(Dataset items)

◆ ◆ ◆ ◆

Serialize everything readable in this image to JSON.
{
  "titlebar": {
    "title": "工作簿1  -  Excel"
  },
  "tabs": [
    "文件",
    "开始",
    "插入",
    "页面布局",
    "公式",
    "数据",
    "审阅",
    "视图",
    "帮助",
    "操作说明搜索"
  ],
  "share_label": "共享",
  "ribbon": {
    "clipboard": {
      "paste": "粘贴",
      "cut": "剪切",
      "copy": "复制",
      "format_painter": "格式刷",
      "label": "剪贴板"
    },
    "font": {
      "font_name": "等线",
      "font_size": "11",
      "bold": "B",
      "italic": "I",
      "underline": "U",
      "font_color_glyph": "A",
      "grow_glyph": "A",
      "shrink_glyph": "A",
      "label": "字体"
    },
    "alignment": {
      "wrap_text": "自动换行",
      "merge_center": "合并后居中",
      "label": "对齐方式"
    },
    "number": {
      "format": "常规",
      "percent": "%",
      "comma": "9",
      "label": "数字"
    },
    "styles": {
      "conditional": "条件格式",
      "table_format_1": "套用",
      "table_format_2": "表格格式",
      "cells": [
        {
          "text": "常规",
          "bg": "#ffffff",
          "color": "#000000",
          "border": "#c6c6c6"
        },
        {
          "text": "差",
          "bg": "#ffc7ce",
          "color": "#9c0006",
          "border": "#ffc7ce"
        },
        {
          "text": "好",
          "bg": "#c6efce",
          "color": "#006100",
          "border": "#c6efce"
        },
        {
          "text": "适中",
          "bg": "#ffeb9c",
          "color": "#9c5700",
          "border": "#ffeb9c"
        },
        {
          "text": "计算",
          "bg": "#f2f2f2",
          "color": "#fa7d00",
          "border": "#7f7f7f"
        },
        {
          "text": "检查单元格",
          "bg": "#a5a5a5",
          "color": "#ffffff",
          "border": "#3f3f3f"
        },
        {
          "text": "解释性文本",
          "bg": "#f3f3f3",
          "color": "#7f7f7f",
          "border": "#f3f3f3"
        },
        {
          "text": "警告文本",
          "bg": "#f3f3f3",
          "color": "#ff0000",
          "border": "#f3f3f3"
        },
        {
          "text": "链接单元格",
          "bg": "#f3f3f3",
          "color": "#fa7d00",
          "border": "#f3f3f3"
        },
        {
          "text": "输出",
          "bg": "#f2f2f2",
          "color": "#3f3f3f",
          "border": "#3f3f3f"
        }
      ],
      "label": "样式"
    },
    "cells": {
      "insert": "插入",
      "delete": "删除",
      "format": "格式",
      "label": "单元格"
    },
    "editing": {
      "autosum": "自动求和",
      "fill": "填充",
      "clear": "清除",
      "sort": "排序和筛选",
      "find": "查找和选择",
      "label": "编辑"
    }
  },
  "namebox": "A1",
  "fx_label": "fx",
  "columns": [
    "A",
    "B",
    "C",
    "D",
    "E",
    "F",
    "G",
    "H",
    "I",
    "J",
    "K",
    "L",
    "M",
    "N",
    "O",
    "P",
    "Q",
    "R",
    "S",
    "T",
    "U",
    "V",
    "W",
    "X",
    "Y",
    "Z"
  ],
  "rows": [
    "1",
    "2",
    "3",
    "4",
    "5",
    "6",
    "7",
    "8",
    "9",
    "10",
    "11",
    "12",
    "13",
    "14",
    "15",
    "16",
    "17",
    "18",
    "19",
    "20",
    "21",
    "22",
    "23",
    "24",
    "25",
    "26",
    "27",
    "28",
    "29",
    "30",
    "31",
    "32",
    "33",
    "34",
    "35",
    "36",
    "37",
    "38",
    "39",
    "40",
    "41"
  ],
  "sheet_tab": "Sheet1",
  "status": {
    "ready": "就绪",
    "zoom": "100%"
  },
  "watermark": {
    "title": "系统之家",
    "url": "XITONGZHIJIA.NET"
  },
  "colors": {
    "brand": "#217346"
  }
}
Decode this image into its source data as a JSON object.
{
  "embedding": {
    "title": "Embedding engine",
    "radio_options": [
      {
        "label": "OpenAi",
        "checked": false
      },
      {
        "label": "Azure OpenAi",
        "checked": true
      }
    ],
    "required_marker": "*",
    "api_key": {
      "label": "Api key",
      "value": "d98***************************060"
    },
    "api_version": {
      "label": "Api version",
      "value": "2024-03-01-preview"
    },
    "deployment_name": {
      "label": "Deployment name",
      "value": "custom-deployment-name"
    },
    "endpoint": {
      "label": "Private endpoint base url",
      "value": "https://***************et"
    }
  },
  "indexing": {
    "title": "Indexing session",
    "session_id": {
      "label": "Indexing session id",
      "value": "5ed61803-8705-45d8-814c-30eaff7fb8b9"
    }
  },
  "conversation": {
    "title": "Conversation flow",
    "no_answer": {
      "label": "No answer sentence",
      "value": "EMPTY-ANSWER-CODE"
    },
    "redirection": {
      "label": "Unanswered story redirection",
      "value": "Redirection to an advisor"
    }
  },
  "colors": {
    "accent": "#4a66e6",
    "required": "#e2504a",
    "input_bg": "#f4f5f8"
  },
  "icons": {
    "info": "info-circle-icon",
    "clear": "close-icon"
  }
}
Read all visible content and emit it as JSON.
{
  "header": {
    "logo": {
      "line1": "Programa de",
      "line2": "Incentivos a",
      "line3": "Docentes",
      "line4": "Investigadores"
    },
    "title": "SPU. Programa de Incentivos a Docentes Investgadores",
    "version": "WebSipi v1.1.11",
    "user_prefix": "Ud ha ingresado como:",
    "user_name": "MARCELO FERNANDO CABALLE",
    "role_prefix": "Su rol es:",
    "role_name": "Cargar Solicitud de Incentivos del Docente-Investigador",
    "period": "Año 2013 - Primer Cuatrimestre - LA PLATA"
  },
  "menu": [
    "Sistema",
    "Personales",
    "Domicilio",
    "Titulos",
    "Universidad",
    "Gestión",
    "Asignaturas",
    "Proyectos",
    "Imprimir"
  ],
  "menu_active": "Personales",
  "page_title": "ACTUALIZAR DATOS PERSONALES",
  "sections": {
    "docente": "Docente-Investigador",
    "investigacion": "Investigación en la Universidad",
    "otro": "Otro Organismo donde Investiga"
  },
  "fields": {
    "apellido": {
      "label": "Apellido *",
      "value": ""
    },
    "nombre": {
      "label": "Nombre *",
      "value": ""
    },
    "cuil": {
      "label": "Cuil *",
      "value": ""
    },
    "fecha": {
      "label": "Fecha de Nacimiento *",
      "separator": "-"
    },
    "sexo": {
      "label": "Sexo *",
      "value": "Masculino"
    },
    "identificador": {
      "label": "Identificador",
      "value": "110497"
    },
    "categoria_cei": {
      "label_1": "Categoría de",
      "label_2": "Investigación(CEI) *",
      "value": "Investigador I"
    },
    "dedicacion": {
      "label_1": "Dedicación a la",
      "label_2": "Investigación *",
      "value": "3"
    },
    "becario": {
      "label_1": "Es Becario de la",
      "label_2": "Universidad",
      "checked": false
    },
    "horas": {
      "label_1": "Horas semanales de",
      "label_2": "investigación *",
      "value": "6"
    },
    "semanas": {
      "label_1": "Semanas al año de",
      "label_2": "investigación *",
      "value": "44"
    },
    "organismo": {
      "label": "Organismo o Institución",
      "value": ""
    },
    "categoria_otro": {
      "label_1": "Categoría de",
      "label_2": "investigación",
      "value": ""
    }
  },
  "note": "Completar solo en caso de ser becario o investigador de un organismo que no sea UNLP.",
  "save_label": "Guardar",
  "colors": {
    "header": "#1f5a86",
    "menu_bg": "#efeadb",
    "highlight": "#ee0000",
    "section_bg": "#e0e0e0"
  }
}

◆ ◆ ◆ ◆

◆ **EXERCISE TASK**: Pull out every line in the material above where "JSON" occurs.

◆ **ANSWER TO THIS PROBLEM**:
Serialize everything readable in this image to JSON.
Decode this image into its source data as a JSON object.
Read all visible content and emit it as JSON.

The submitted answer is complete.